··· Exercise materials

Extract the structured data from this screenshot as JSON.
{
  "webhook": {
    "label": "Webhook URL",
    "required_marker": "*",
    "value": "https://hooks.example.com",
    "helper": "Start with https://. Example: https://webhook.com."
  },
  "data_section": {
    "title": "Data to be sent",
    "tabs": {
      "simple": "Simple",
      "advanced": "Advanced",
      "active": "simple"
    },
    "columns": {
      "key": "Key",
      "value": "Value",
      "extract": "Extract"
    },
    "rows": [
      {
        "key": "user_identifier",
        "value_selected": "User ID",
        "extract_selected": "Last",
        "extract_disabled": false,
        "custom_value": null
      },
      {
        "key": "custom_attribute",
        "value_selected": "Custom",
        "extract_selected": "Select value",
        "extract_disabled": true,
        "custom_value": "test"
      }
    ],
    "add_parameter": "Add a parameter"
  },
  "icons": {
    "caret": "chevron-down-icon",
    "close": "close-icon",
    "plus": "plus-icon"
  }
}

······

# Given exercise
Reproduce each record exactly, leaving nothing out.

# Written response
Extract the structured data from this screenshot as JSON.
{
  "webhook": {
    "label": "Webhook URL",
    "required_marker": "*",
    "value": "https://hooks.example.com",
    "helper": "Start with https://. Example: https://webhook.com."
  },
  "data_section": {
    "title": "Data to be sent",
    "tabs": {
      "simple": "Simple",
      "advanced": "Advanced",
      "active": "simple"
    },
    "columns": {
      "key": "Key",
      "value": "Value",
      "extract": "Extract"
    },
    "rows": [
      {
        "key": "user_identifier",
        "value_selected": "User ID",
        "extract_selected": "Last",
        "extract_disabled": false,
        "custom_value": null
      },
      {
        "key": "custom_attribute",
        "value_selected": "Custom",
        "extract_selected": "Select value",
        "extract_disabled": true,
        "custom_value": "test"
      }
    ],
    "add_parameter": "Add a parameter"
  },
  "icons": {
    "caret": "chevron-down-icon",
    "close": "close-icon",
    "plus": "plus-icon"
  }
}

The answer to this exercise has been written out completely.